■ **Passage given**
'''

3 Bismut derivative formula

Fix \(j\in \{1,\dots ,m\}\). The following endomorphisms are built from the curvature and its first derivative and will play a crucial role in the probabilistic formula for \(\nabla \mathrm {e}^{-\frac{t}{2}\vec {\Delta }_j }\), the main result of this section. In this section, we read the Riemannian curvature as a section

$$\begin{aligned} \mathrm {Riem} \in \Gamma _{C^{\infty }} (M, T^*M\otimes T^*M \otimes \mathrm {End}(TM) ). \end{aligned}$$

Then the section

$$\begin{aligned} \underline{V}_j \in \Gamma _{C^{\infty }}(M,\mathrm {End}(T^*M\otimes \Lambda ^jT^*M))=\Gamma _{C^{\infty }}\big (M,\mathrm {End}\big (\mathrm {Hom}(TM, \Lambda ^jT^*M)\big )\big ) \end{aligned}$$

is defined on \(x\in M\), \(\phi \in T_x^*M\otimes \Lambda ^jT_x^*M\), \(v\in T_x^*M\), by

$$\begin{aligned} \underline{V}_j(\phi )(v)\!=\! (\mathrm {Ric}^{\mathrm {tr}}\otimes 1_{\Lambda ^jT^*_xM})(\phi )(v)+( 1_{T^*_xM}\otimes V_j)(\phi )(v)\!-\!2\sum ^m_{i=1}\mathrm {Riem}(v,e_i )\phi (v), \end{aligned}$$

where \(e_j\) is any smooth local orthonormal basis for \(T_x M\), and the section

$$\begin{aligned} \rho _j \in \Gamma _{C^{\infty }}(M,\mathrm {Hom}(T^*M, T^*M\otimes T^*M)) \end{aligned}$$

is defined on \(\alpha \in \Lambda ^jT^*_xM\), \(v\in T_xM\) by

$$\begin{aligned} \rho _j (\alpha )(v) = (\nabla _v V_j)\alpha +\sum ^m_{i=1}(\nabla _{e_i}\mathrm {Riem}^{\mathrm {tr}})(e_i,v)\alpha . \end{aligned}$$

For the formulation of the probabilistic results of this section, we will assume that the reader is familiar with stochastic analysis on manifolds. Classical references in this context are e.g. [16, 22,23,24] (see also [4, 6] for a very brief summary the notions relevant in the sequel).

'''

■ **Records to process**
'''

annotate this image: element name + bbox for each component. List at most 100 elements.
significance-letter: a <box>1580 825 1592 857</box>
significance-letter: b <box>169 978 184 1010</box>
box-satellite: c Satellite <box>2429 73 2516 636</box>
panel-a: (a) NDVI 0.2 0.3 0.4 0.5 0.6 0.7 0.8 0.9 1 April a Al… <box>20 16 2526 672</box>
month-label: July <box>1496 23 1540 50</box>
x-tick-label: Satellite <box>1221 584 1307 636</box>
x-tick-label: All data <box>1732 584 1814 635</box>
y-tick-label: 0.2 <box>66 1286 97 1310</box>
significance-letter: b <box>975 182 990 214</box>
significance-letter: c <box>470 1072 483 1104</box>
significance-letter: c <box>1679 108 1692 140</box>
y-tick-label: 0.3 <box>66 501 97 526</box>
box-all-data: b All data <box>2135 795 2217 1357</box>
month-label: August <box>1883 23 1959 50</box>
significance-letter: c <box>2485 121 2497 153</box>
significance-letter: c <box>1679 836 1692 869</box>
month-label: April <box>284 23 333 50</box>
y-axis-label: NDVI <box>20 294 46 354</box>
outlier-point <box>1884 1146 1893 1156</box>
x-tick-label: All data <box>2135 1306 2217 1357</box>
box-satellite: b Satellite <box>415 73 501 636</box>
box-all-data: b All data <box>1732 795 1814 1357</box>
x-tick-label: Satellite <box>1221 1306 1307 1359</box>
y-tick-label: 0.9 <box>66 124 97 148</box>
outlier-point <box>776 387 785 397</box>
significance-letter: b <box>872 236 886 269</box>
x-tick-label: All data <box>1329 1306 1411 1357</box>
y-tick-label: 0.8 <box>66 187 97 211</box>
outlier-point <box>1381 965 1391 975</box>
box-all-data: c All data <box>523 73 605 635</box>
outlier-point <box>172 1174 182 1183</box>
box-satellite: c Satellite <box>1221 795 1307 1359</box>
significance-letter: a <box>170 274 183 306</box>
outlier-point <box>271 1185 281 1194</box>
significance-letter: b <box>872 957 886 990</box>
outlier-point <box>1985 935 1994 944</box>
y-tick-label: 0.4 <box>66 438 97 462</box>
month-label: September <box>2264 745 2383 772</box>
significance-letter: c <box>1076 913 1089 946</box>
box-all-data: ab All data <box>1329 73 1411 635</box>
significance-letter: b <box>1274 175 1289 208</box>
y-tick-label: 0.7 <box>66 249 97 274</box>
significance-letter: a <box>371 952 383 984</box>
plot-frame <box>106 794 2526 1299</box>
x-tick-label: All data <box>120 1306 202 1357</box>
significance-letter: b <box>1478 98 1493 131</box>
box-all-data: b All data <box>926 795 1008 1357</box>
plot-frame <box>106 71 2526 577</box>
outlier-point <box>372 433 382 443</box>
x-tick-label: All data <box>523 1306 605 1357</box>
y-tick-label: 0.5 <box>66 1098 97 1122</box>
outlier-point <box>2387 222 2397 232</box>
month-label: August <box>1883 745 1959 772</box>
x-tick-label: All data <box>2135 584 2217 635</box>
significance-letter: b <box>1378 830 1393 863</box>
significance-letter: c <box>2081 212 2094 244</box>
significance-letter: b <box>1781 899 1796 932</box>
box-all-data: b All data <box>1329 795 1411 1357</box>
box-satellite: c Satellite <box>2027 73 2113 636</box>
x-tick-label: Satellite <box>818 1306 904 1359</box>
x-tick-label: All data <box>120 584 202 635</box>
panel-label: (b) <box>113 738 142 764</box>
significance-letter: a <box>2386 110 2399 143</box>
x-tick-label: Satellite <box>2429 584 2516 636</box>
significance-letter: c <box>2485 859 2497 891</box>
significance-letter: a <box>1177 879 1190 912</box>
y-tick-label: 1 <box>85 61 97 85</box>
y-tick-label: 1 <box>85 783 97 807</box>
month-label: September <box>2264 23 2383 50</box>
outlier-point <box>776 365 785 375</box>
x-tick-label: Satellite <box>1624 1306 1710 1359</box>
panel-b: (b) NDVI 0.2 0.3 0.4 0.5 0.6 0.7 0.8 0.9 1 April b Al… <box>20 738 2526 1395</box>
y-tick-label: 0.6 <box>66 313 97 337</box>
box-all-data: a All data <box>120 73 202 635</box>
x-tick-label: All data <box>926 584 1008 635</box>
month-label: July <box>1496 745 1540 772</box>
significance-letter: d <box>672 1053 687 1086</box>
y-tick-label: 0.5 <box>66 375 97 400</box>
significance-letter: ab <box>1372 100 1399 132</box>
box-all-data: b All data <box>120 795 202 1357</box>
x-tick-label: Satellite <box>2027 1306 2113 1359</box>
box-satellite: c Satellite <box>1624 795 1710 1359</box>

'''

■ **What this exercise asks**
a) According to the passage on the Bismut derivative formula, what is the reader assumed to be familiar with?
b) Copy the listing from its first line through the line containing "panel-a: (a) NDVI", including both of those lines.

■ **Solved tasks**
a) Stochastic analysis on manifolds.

b)
annotate this image: element name + bbox for each component. List at most 100 elements.
significance-letter: a <box>1580 825 1592 857</box>
significance-letter: b <box>169 978 184 1010</box>
box-satellite: c Satellite <box>2429 73 2516 636</box>
panel-a: (a) NDVI 0.2 0.3 0.4 0.5 0.6 0.7 0.8 0.9 1 April a Al… <box>20 16 2526 672</box>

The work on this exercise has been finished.